> [What to do]
Search the material for the string "そうなんですか", then report how many lines hold it, with no other text.

> [Provided material]
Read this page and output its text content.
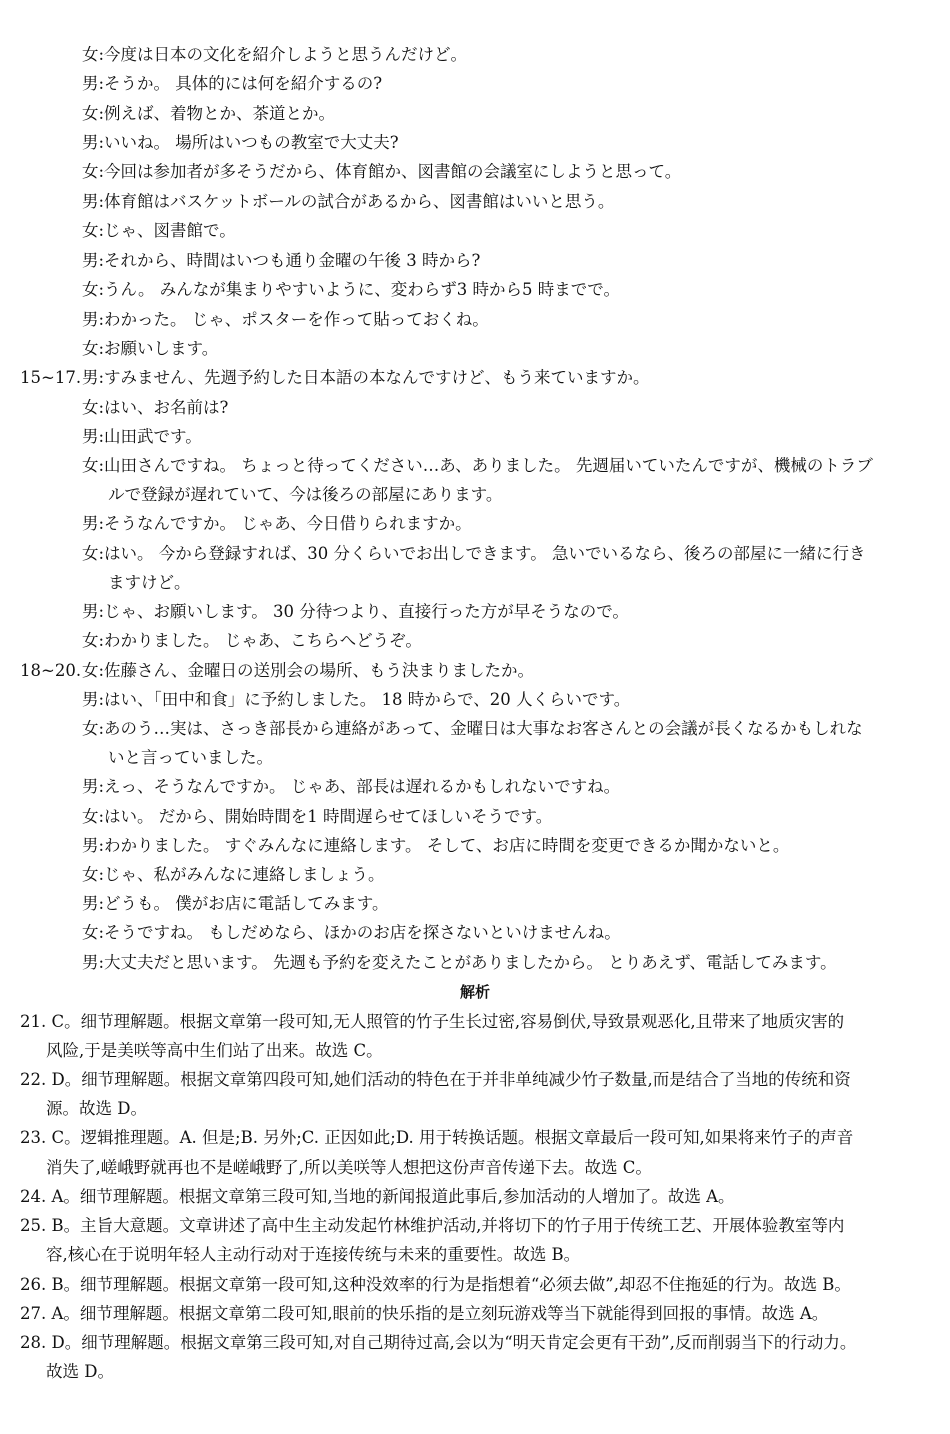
女:今度は日本の文化を紹介しようと思うんだけど。
男:そうか。 具体的には何を紹介するの?
女:例えば、着物とか、茶道とか。
男:いいね。 場所はいつもの教室で大丈夫?
女:今回は参加者が多そうだから、体育館か、図書館の会議室にしようと思って。
男:体育館はバスケットボールの試合があるから、図書館はいいと思う。
女:じゃ、図書館で。
男:それから、時間はいつも通り金曜の午後 3 時から?
女:うん。 みんなが集まりやすいように、変わらず3 時から5 時までで。
男:わかった。 じゃ、ポスターを作って貼っておくね。
女:お願いします。
15~17. 男:すみません、先週予約した日本語の本なんですけど、もう来ていますか。
女:はい、お名前は?
男:山田武です。
女:山田さんですね。 ちょっと待ってください…あ、ありました。 先週届いていたんですが、機械のトラブ
ルで登録が遅れていて、今は後ろの部屋にあります。
男:そうなんですか。 じゃあ、今日借りられますか。
女:はい。 今から登録すれば、30 分くらいでお出しできます。 急いでいるなら、後ろの部屋に一緒に行き
ますけど。
男:じゃ、お願いします。 30 分待つより、直接行った方が早そうなので。
女:わかりました。 じゃあ、こちらへどうぞ。
18~20. 女:佐藤さん、金曜日の送別会の場所、もう決まりましたか。
男:はい、「田中和食」に予約しました。 18 時からで、20 人くらいです。
女:あのう…実は、さっき部長から連絡があって、金曜日は大事なお客さんとの会議が長くなるかもしれな
いと言っていました。
男:えっ、そうなんですか。 じゃあ、部長は遅れるかもしれないですね。
女:はい。 だから、開始時間を1 時間遅らせてほしいそうです。
男:わかりました。 すぐみんなに連絡します。 そして、お店に時間を変更できるか聞かないと。
女:じゃ、私がみんなに連絡しましょう。
男:どうも。 僕がお店に電話してみます。
女:そうですね。 もしだめなら、ほかのお店を探さないといけませんね。
男:大丈夫だと思います。 先週も予約を変えたことがありましたから。 とりあえず、電話してみます。
解析
21. C。细节理解题。根据文章第一段可知,无人照管的竹子生长过密,容易倒伏,导致景观恶化,且带来了地质灾害的
风险,于是美咲等高中生们站了出来。故选 C。
22. D。细节理解题。根据文章第四段可知,她们活动的特色在于并非单纯减少竹子数量,而是结合了当地的传统和资
源。故选 D。
23. C。逻辑推理题。A. 但是;B. 另外;C. 正因如此;D. 用于转换话题。根据文章最后一段可知,如果将来竹子的声音
消失了,嵯峨野就再也不是嵯峨野了,所以美咲等人想把这份声音传递下去。故选 C。
24. A。细节理解题。根据文章第三段可知,当地的新闻报道此事后,参加活动的人增加了。故选 A。
25. B。主旨大意题。文章讲述了高中生主动发起竹林维护活动,并将切下的竹子用于传统工艺、开展体验教室等内
容,核心在于说明年轻人主动行动对于连接传统与未来的重要性。故选 B。
26. B。细节理解题。根据文章第一段可知,这种没效率的行为是指想着“必须去做”,却忍不住拖延的行为。故选 B。
27. A。细节理解题。根据文章第二段可知,眼前的快乐指的是立刻玩游戏等当下就能得到回报的事情。故选 A。
28. D。细节理解题。根据文章第三段可知,对自己期待过高,会以为“明天肯定会更有干劲”,反而削弱当下的行动力。
故选 D。
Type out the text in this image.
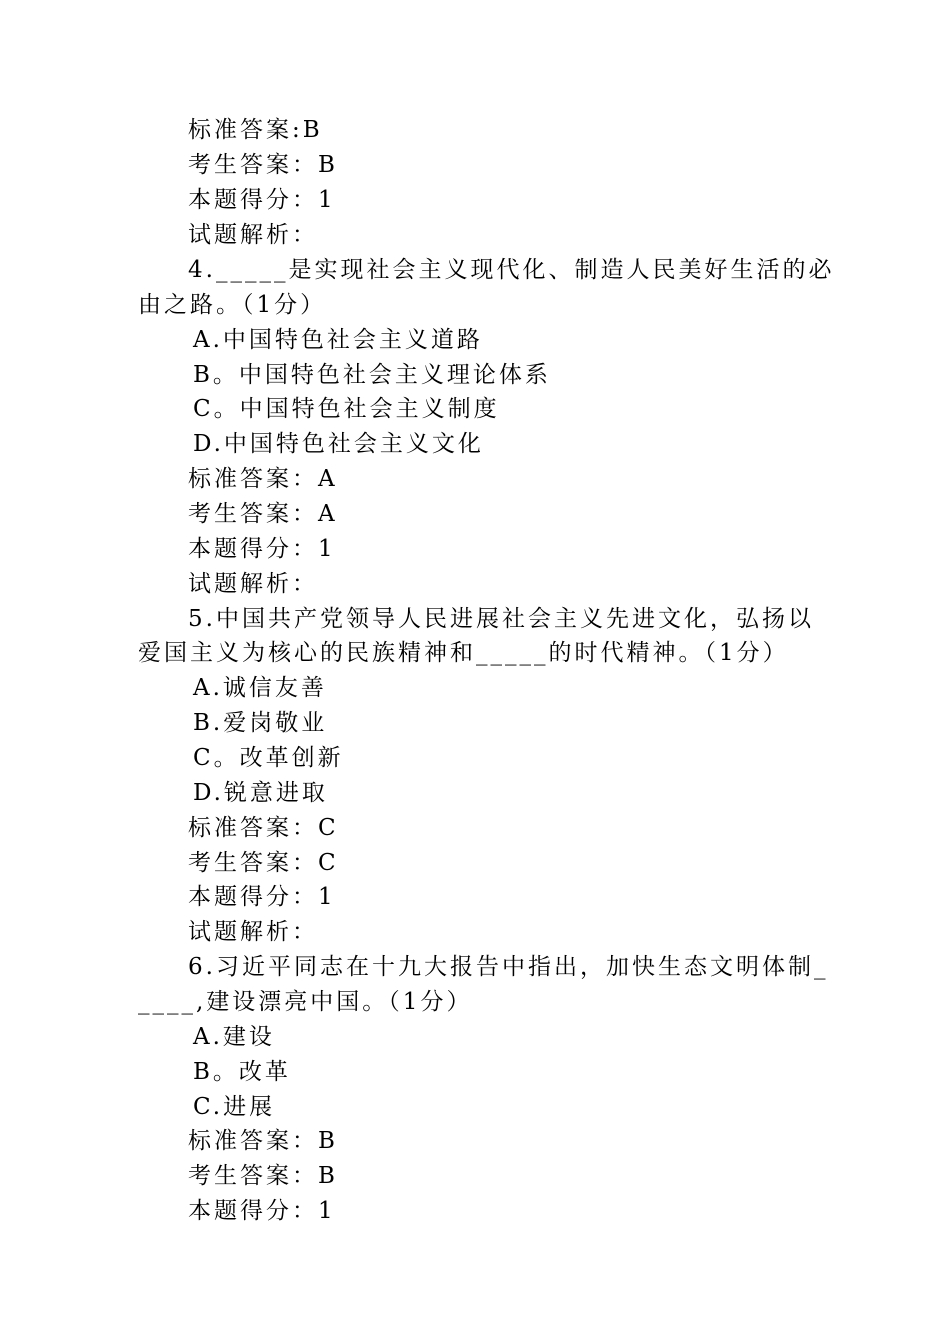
标准答案:B
考生答案：B
本题得分：1
试题解析：
4._____是实现社会主义现代化、制造人民美好生活的必
由之路。（1分）
A.中国特色社会主义道路
B。中国特色社会主义理论体系
C。中国特色社会主义制度
D.中国特色社会主义文化
标准答案：A
考生答案：A
本题得分：1
试题解析：
5.中国共产党领导人民进展社会主义先进文化，弘扬以
爱国主义为核心的民族精神和_____的时代精神。（1分）
A.诚信友善
B.爱岗敬业
C。改革创新
D.锐意进取
标准答案：C
考生答案：C
本题得分：1
试题解析：
6.习近平同志在十九大报告中指出，加快生态文明体制_
____,建设漂亮中国。（1分）
A.建设
B。改革
C.进展
标准答案：B
考生答案：B
本题得分：1
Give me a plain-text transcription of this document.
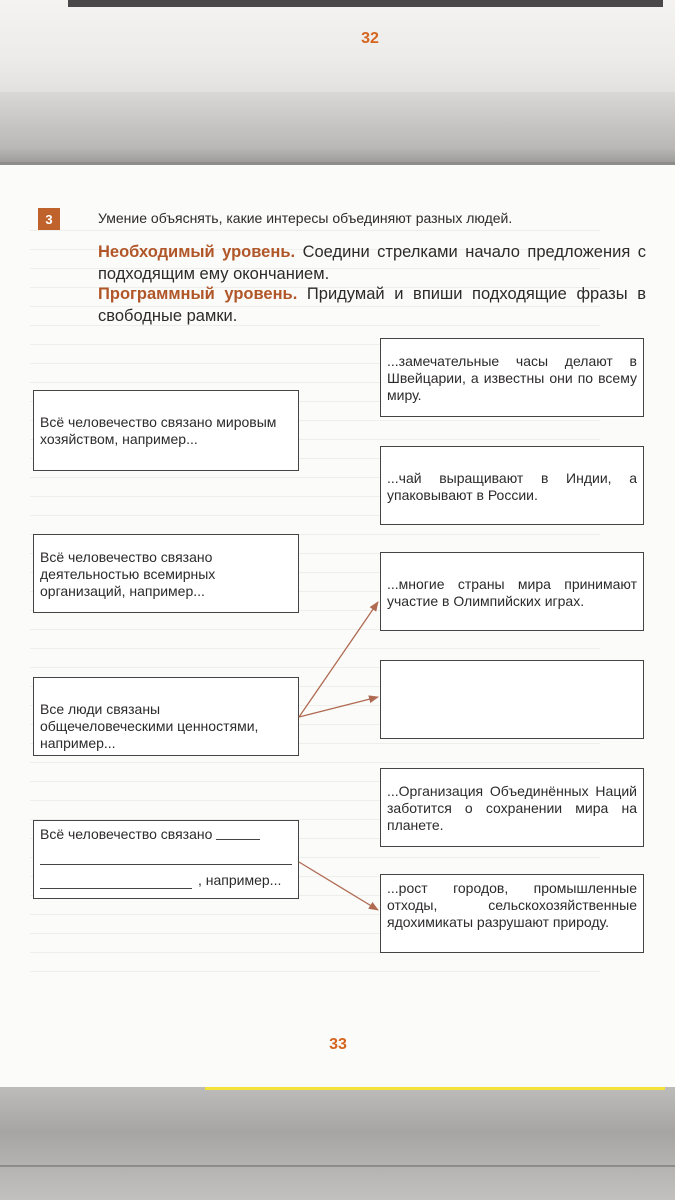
32
3	Умение объяснять, какие интересы объединяют разных людей.
Необходимый уровень. Соедини стрелками начало предложения с подходящим ему окончанием.
Программный уровень. Придумай и впиши подходящие фразы в свободные рамки.
Всё человечество связано мировым хозяйством, например...
Всё человечество связано деятельностью всемирных организаций, например...
Все люди связаны общечеловеческими ценностями, например...
Всё человечество связано
, например...
...замечательные часы делают в Швейцарии, а известны они по всему миру.
...чай выращивают в Индии, а упаковывают в России.
...многие страны мира принимают участие в Олимпийских играх.
...Организация Объединённых Наций заботится о сохранении мира на планете.
...рост городов, промышленные отходы, сельскохозяйственные ядохимикаты разрушают природу.
33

> [Exercise result]
2